## WORK TO DO
Omit the pictures from the entries below and retype everything else exactly.

## INFORMATION SUPPLIED
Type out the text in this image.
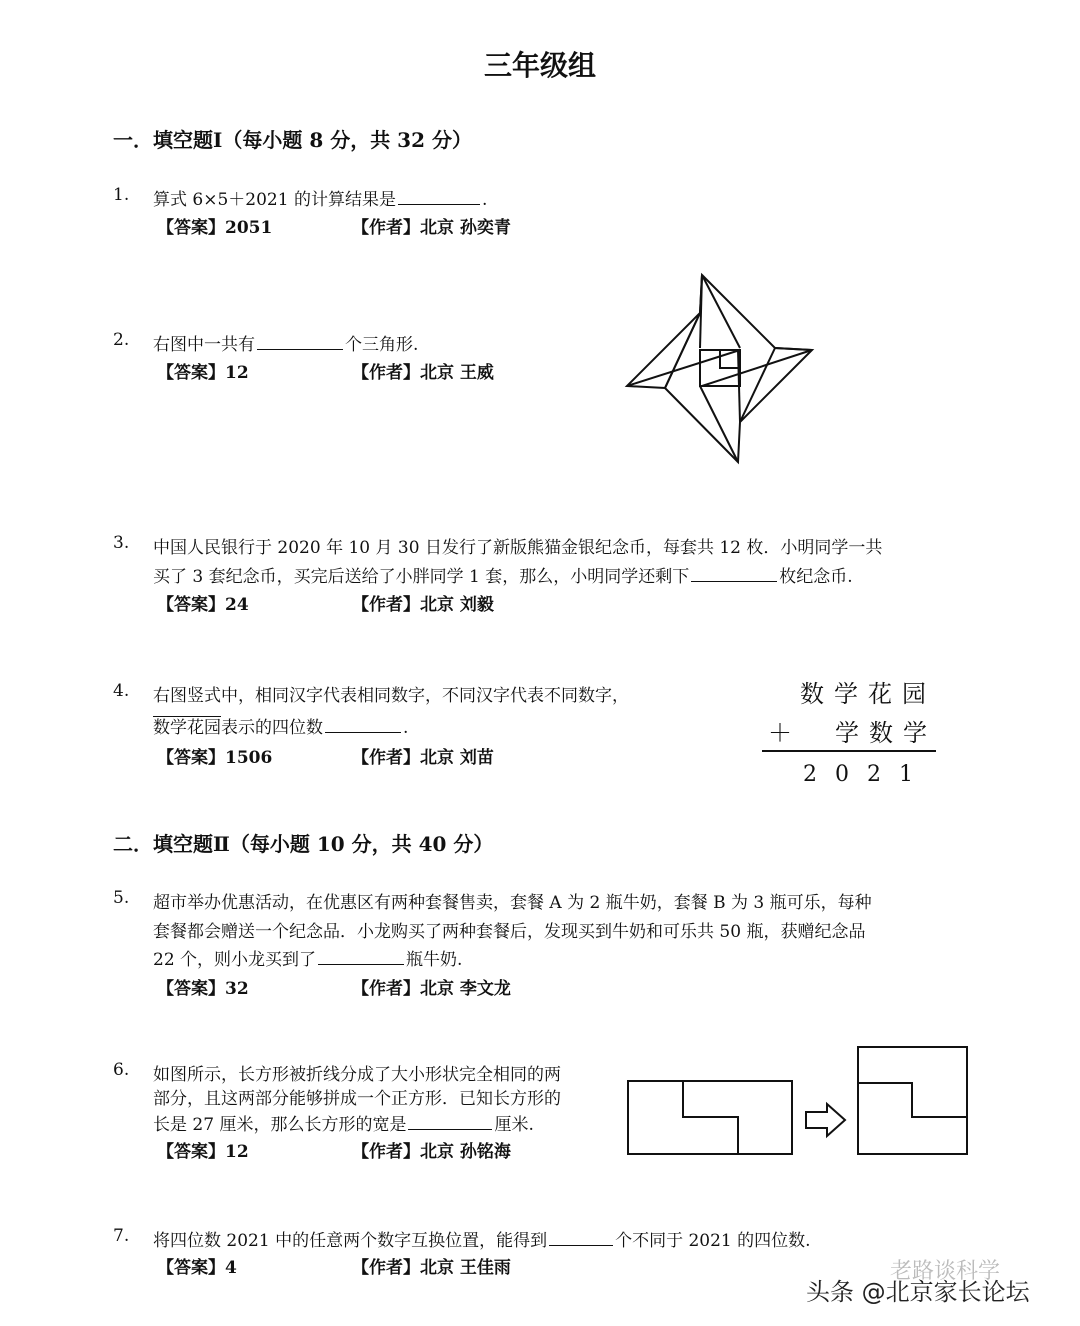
三年级组
一．填空题Ⅰ（每小题 8 分，共 32 分）
1. 算式 6×5＋2021 的计算结果是	.
【答案】2051	【作者】北京 孙奕青
2. 右图中一共有	个三角形.
【答案】12	【作者】北京 王威
3. 中国人民银行于 2020 年 10 月 30 日发行了新版熊猫金银纪念币，每套共 12 枚．小明同学一共
买了 3 套纪念币，买完后送给了小胖同学 1 套，那么，小明同学还剩下	枚纪念币.
【答案】24	【作者】北京 刘毅
4. 右图竖式中，相同汉字代表相同数字，不同汉字代表不同数字，
数学花园表示的四位数	.
【答案】1506	【作者】北京 刘苗
数学花园
＋ 学数学
2021
二．填空题Ⅱ（每小题 10 分，共 40 分）
5. 超市举办优惠活动，在优惠区有两种套餐售卖，套餐 A 为 2 瓶牛奶，套餐 B 为 3 瓶可乐，每种
套餐都会赠送一个纪念品．小龙购买了两种套餐后，发现买到牛奶和可乐共 50 瓶，获赠纪念品
22 个，则小龙买到了	瓶牛奶.
【答案】32	【作者】北京 李文龙
6. 如图所示，长方形被折线分成了大小形状完全相同的两
部分，且这两部分能够拼成一个正方形．已知长方形的
长是 27 厘米，那么长方形的宽是	厘米.
【答案】12	【作者】北京 孙铭海
7. 将四位数 2021 中的任意两个数字互换位置，能得到	个不同于 2021 的四位数.
【答案】4	【作者】北京 王佳雨	老路谈科学
头条 @北京家长论坛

## FINISHED EXERCISE
Type out the text in this image.
三年级组
一．填空题Ⅰ（每小题 8 分，共 32 分）
1. 算式 6×5＋2021 的计算结果是	.
【答案】2051	【作者】北京 孙奕青
2. 右图中一共有	个三角形.
【答案】12	【作者】北京 王威
3. 中国人民银行于 2020 年 10 月 30 日发行了新版熊猫金银纪念币，每套共 12 枚．小明同学一共
买了 3 套纪念币，买完后送给了小胖同学 1 套，那么，小明同学还剩下	枚纪念币.
【答案】24	【作者】北京 刘毅
4. 右图竖式中，相同汉字代表相同数字，不同汉字代表不同数字，
数学花园表示的四位数	.
【答案】1506	【作者】北京 刘苗
数学花园
＋ 学数学
2021
二．填空题Ⅱ（每小题 10 分，共 40 分）
5. 超市举办优惠活动，在优惠区有两种套餐售卖，套餐 A 为 2 瓶牛奶，套餐 B 为 3 瓶可乐，每种
套餐都会赠送一个纪念品．小龙购买了两种套餐后，发现买到牛奶和可乐共 50 瓶，获赠纪念品
22 个，则小龙买到了	瓶牛奶.
【答案】32	【作者】北京 李文龙
6. 如图所示，长方形被折线分成了大小形状完全相同的两
部分，且这两部分能够拼成一个正方形．已知长方形的
长是 27 厘米，那么长方形的宽是	厘米.
【答案】12	【作者】北京 孙铭海
7. 将四位数 2021 中的任意两个数字互换位置，能得到	个不同于 2021 的四位数.
【答案】4	【作者】北京 王佳雨	老路谈科学
头条 @北京家长论坛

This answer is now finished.